====== Material provided ======

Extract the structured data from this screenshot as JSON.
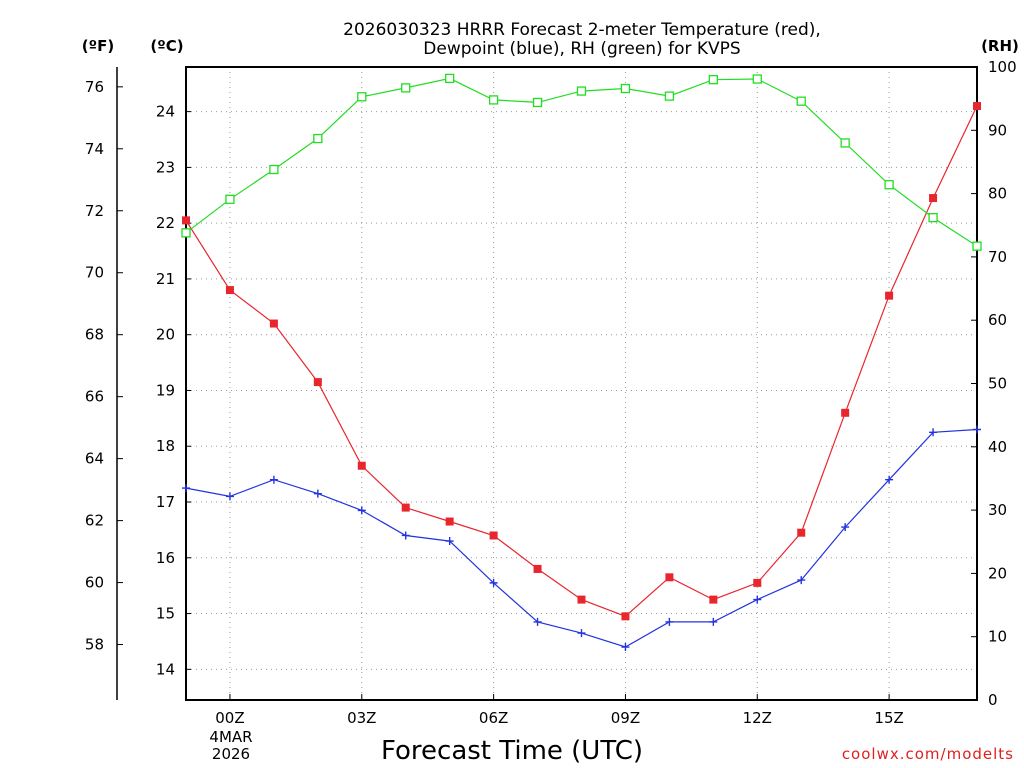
{
  "chart_data": {
    "type": "line",
    "title_line1": "2026030323 HRRR Forecast 2-meter Temperature (red),",
    "title_line2": "Dewpoint (blue), RH (green) for KVPS",
    "xlabel": "Forecast Time (UTC)",
    "date_label_line1": "4MAR",
    "date_label_line2": "2026",
    "credit": "coolwx.com/modelts",
    "unit_left_f": "(ºF)",
    "unit_left_c": "(ºC)",
    "unit_right": "(RH)",
    "x_hours": [
      -1,
      0,
      1,
      2,
      3,
      4,
      5,
      6,
      7,
      8,
      9,
      10,
      11,
      12,
      13,
      14,
      15,
      16,
      17
    ],
    "x_range": [
      -1,
      17
    ],
    "x_ticks": [
      {
        "hour": 0,
        "label": "00Z"
      },
      {
        "hour": 3,
        "label": "03Z"
      },
      {
        "hour": 6,
        "label": "06Z"
      },
      {
        "hour": 9,
        "label": "09Z"
      },
      {
        "hour": 12,
        "label": "12Z"
      },
      {
        "hour": 15,
        "label": "15Z"
      }
    ],
    "celsius_range": [
      13.45,
      24.8
    ],
    "celsius_ticks": [
      "14",
      "15",
      "16",
      "17",
      "18",
      "19",
      "20",
      "21",
      "22",
      "23",
      "24"
    ],
    "fahrenheit_ticks": [
      "58",
      "60",
      "62",
      "64",
      "66",
      "68",
      "70",
      "72",
      "74",
      "76"
    ],
    "rh_range": [
      0,
      100
    ],
    "rh_ticks": [
      "0",
      "10",
      "20",
      "30",
      "40",
      "50",
      "60",
      "70",
      "80",
      "90",
      "100"
    ],
    "series": [
      {
        "name": "Temperature",
        "unit": "C",
        "color": "#e8262e",
        "marker": "filled-square",
        "values": [
          22.05,
          20.8,
          20.2,
          19.15,
          17.65,
          16.9,
          16.65,
          16.4,
          15.8,
          15.25,
          14.95,
          15.65,
          15.25,
          15.55,
          16.45,
          18.6,
          20.7,
          22.45,
          24.1
        ]
      },
      {
        "name": "Dewpoint",
        "unit": "C",
        "color": "#2233e0",
        "marker": "plus",
        "values": [
          17.25,
          17.1,
          17.4,
          17.15,
          16.85,
          16.4,
          16.3,
          15.55,
          14.85,
          14.65,
          14.4,
          14.85,
          14.85,
          15.25,
          15.6,
          16.55,
          17.4,
          18.25,
          18.3
        ]
      },
      {
        "name": "RH",
        "unit": "%",
        "color": "#22dd22",
        "marker": "open-square",
        "values": [
          73.8,
          79.1,
          83.8,
          88.7,
          95.3,
          96.7,
          98.2,
          94.8,
          94.4,
          96.2,
          96.6,
          95.4,
          98.0,
          98.1,
          94.6,
          88.0,
          81.4,
          76.2,
          71.7
        ]
      }
    ]
  }
}
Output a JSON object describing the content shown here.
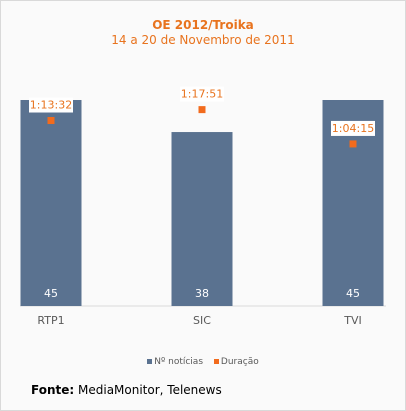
{
  "chart_data": {
    "type": "bar",
    "title": "OE 2012/Troika",
    "subtitle": "14 a 20 de Novembro de 2011",
    "categories": [
      "RTP1",
      "SIC",
      "TVI"
    ],
    "series": [
      {
        "name": "Nº notícias",
        "values": [
          45,
          38,
          45
        ],
        "color": "#5a7290"
      },
      {
        "name": "Duração",
        "values": [
          "1:13:32",
          "1:17:51",
          "1:04:15"
        ],
        "seconds": [
          4412,
          4671,
          3855
        ],
        "color": "#f26b1d"
      }
    ],
    "ylim": [
      0,
      45
    ],
    "y2lim": [
      0,
      4900
    ],
    "grid": false,
    "legend": "bottom"
  },
  "source": {
    "label": "Fonte:",
    "text": "MediaMonitor, Telenews"
  }
}
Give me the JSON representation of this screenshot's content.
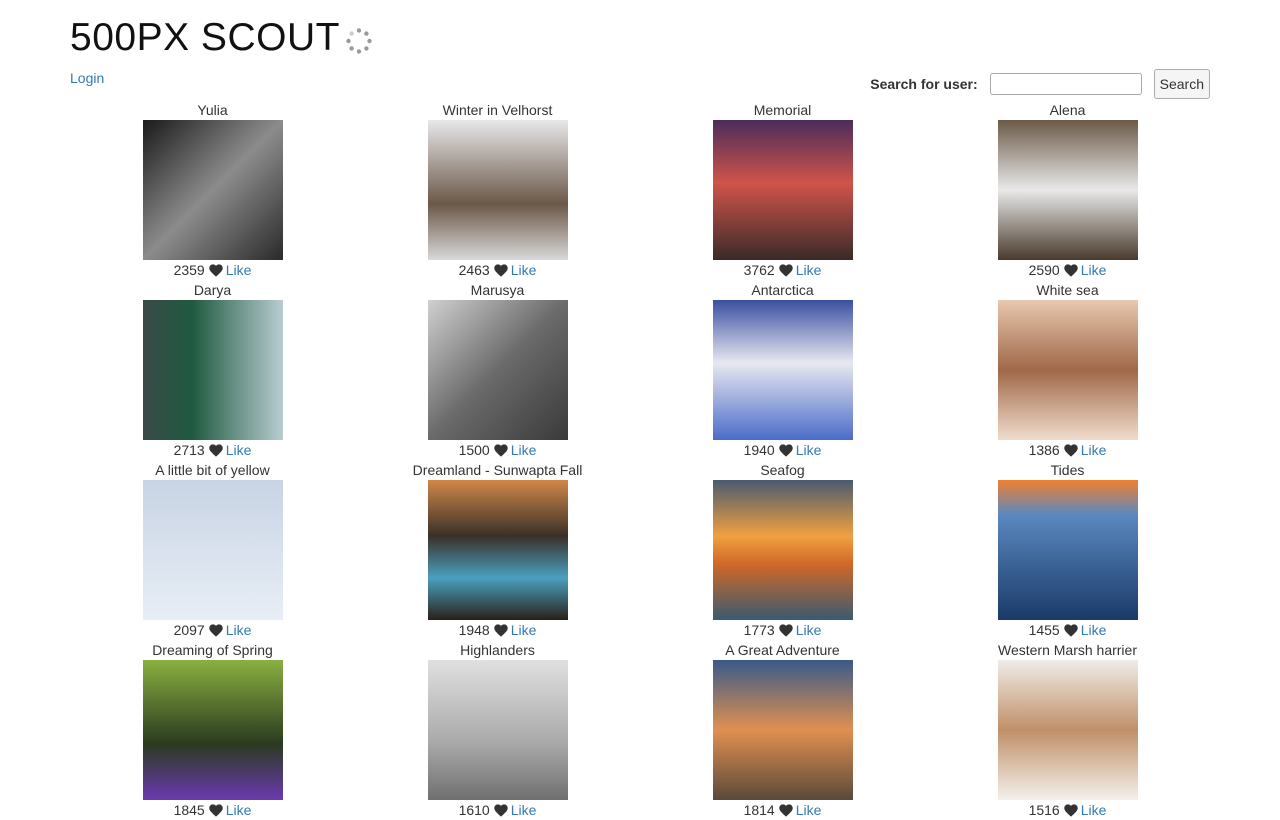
{
  "header": {
    "title": "500PX SCOUT",
    "login_label": "Login"
  },
  "search": {
    "label": "Search for user:",
    "value": "",
    "button_label": "Search"
  },
  "like_label": "Like",
  "photos": [
    {
      "title": "Yulia",
      "likes": "2359"
    },
    {
      "title": "Winter in Velhorst",
      "likes": "2463"
    },
    {
      "title": "Memorial",
      "likes": "3762"
    },
    {
      "title": "Alena",
      "likes": "2590"
    },
    {
      "title": "Darya",
      "likes": "2713"
    },
    {
      "title": "Marusya",
      "likes": "1500"
    },
    {
      "title": "Antarctica",
      "likes": "1940"
    },
    {
      "title": "White sea",
      "likes": "1386"
    },
    {
      "title": "A little bit of yellow",
      "likes": "2097"
    },
    {
      "title": "Dreamland - Sunwapta Fall",
      "likes": "1948"
    },
    {
      "title": "Seafog",
      "likes": "1773"
    },
    {
      "title": "Tides",
      "likes": "1455"
    },
    {
      "title": "Dreaming of Spring",
      "likes": "1845"
    },
    {
      "title": "Highlanders",
      "likes": "1610"
    },
    {
      "title": "A Great Adventure",
      "likes": "1814"
    },
    {
      "title": "Western Marsh harrier",
      "likes": "1516"
    }
  ]
}
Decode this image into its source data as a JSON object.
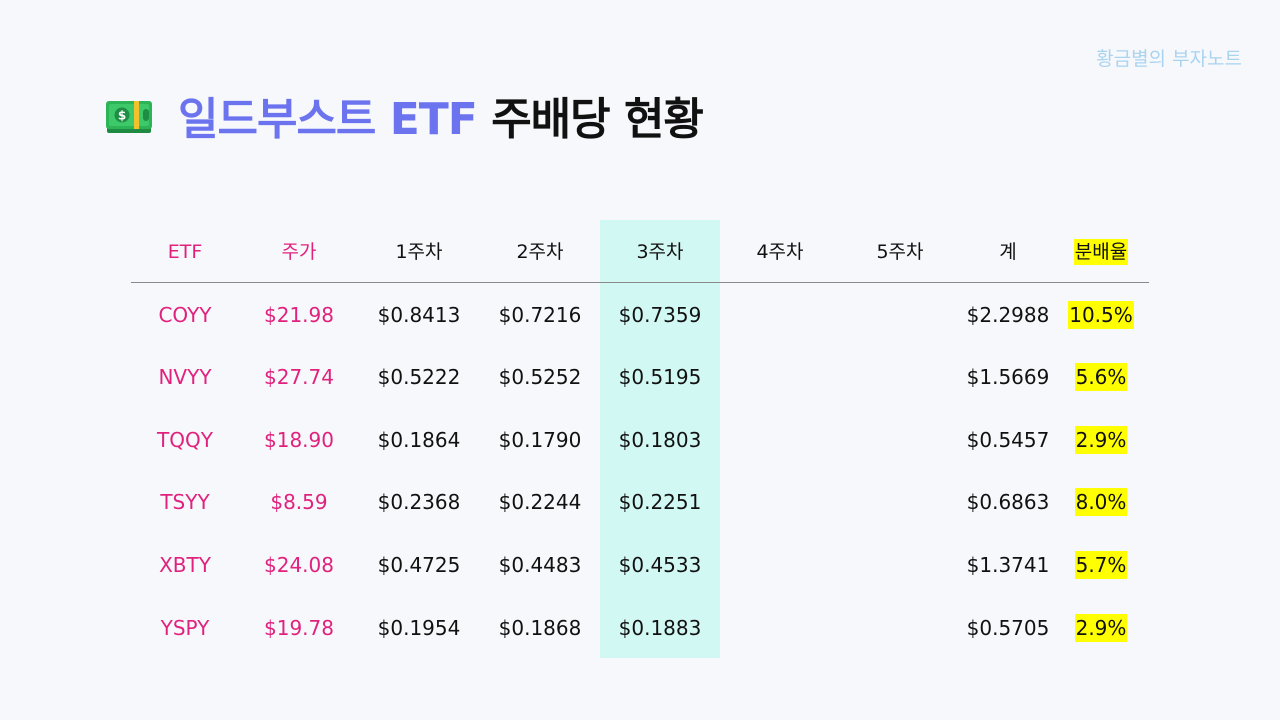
{
  "watermark": "황금별의 부자노트",
  "title": {
    "icon": "money-bill-icon",
    "accent_text": "일드부스트 ETF",
    "rest_text": "주배당 현황",
    "accent_color": "#6c73ee"
  },
  "table": {
    "headers": [
      "ETF",
      "주가",
      "1주차",
      "2주차",
      "3주차",
      "4주차",
      "5주차",
      "계",
      "분배율"
    ],
    "rows": [
      {
        "etf": "COYY",
        "price": "$21.98",
        "w1": "$0.8413",
        "w2": "$0.7216",
        "w3": "$0.7359",
        "w4": "",
        "w5": "",
        "total": "$2.2988",
        "yield": "10.5%"
      },
      {
        "etf": "NVYY",
        "price": "$27.74",
        "w1": "$0.5222",
        "w2": "$0.5252",
        "w3": "$0.5195",
        "w4": "",
        "w5": "",
        "total": "$1.5669",
        "yield": "5.6%"
      },
      {
        "etf": "TQQY",
        "price": "$18.90",
        "w1": "$0.1864",
        "w2": "$0.1790",
        "w3": "$0.1803",
        "w4": "",
        "w5": "",
        "total": "$0.5457",
        "yield": "2.9%"
      },
      {
        "etf": "TSYY",
        "price": "$8.59",
        "w1": "$0.2368",
        "w2": "$0.2244",
        "w3": "$0.2251",
        "w4": "",
        "w5": "",
        "total": "$0.6863",
        "yield": "8.0%"
      },
      {
        "etf": "XBTY",
        "price": "$24.08",
        "w1": "$0.4725",
        "w2": "$0.4483",
        "w3": "$0.4533",
        "w4": "",
        "w5": "",
        "total": "$1.3741",
        "yield": "5.7%"
      },
      {
        "etf": "YSPY",
        "price": "$19.78",
        "w1": "$0.1954",
        "w2": "$0.1868",
        "w3": "$0.1883",
        "w4": "",
        "w5": "",
        "total": "$0.5705",
        "yield": "2.9%"
      }
    ]
  },
  "colors": {
    "pink_text": "#e0227e",
    "highlight_column": "#d2f8f4",
    "yield_highlight": "#ffff00",
    "watermark": "#a9d4f0",
    "background": "#f7f8fb"
  }
}
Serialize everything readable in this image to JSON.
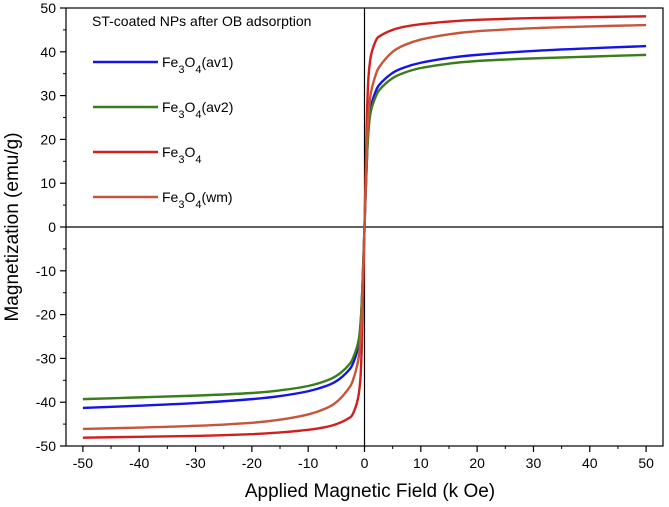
{
  "chart_data": {
    "type": "line",
    "title": "ST-coated NPs after OB adsorption",
    "xlabel": "Applied Magnetic Field (k Oe)",
    "ylabel": "Magnetization (emu/g)",
    "xlim": [
      -53,
      53
    ],
    "ylim": [
      -50,
      50
    ],
    "xticks": [
      -50,
      -40,
      -30,
      -20,
      -10,
      0,
      10,
      20,
      30,
      40,
      50
    ],
    "yticks": [
      -50,
      -40,
      -30,
      -20,
      -10,
      0,
      10,
      20,
      30,
      40,
      50
    ],
    "x": [
      -50,
      -40,
      -30,
      -20,
      -15,
      -10,
      -7,
      -5,
      -3,
      -2,
      -1,
      -0.5,
      0,
      0.5,
      1,
      2,
      3,
      5,
      7,
      10,
      15,
      20,
      30,
      40,
      50
    ],
    "series": [
      {
        "name": "Fe3O4(av1)",
        "label_main": "Fe",
        "label_sub1": "3",
        "label_mid": "O",
        "label_sub2": "4",
        "label_suffix": "(av1)",
        "color": "#1414e6",
        "values": [
          -41.3,
          -40.8,
          -40.2,
          -39.3,
          -38.6,
          -37.5,
          -36.4,
          -35.2,
          -33.0,
          -31.0,
          -26.5,
          -18.0,
          0,
          18.0,
          26.5,
          31.0,
          33.0,
          35.2,
          36.4,
          37.5,
          38.6,
          39.3,
          40.2,
          40.8,
          41.3
        ]
      },
      {
        "name": "Fe3O4(av2)",
        "label_main": "Fe",
        "label_sub1": "3",
        "label_mid": "O",
        "label_sub2": "4",
        "label_suffix": "(av2)",
        "color": "#3a7d1c",
        "values": [
          -39.3,
          -38.9,
          -38.5,
          -37.9,
          -37.3,
          -36.3,
          -35.2,
          -34.0,
          -31.8,
          -29.8,
          -25.5,
          -17.5,
          0,
          17.5,
          25.5,
          29.8,
          31.8,
          34.0,
          35.2,
          36.3,
          37.3,
          37.9,
          38.5,
          38.9,
          39.3
        ]
      },
      {
        "name": "Fe3O4",
        "label_main": "Fe",
        "label_sub1": "3",
        "label_mid": "O",
        "label_sub2": "4",
        "label_suffix": "",
        "color": "#d11f1f",
        "values": [
          -48.1,
          -47.9,
          -47.7,
          -47.3,
          -46.9,
          -46.3,
          -45.7,
          -45.0,
          -43.8,
          -42.5,
          -38.0,
          -28.0,
          0,
          28.0,
          38.0,
          42.5,
          43.8,
          45.0,
          45.7,
          46.3,
          46.9,
          47.3,
          47.7,
          47.9,
          48.1
        ]
      },
      {
        "name": "Fe3O4(wm)",
        "label_main": "Fe",
        "label_sub1": "3",
        "label_mid": "O",
        "label_sub2": "4",
        "label_suffix": "(wm)",
        "color": "#c8553a",
        "values": [
          -46.1,
          -45.8,
          -45.4,
          -44.7,
          -44.0,
          -42.8,
          -41.5,
          -40.0,
          -37.2,
          -34.8,
          -29.5,
          -20.5,
          0,
          20.5,
          29.5,
          34.8,
          37.2,
          40.0,
          41.5,
          42.8,
          44.0,
          44.7,
          45.4,
          45.8,
          46.1
        ]
      }
    ]
  }
}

======

* **What to work on**
The required answer is a single number: the count of lines in the entries that hold the string "object".

* **Task result**
2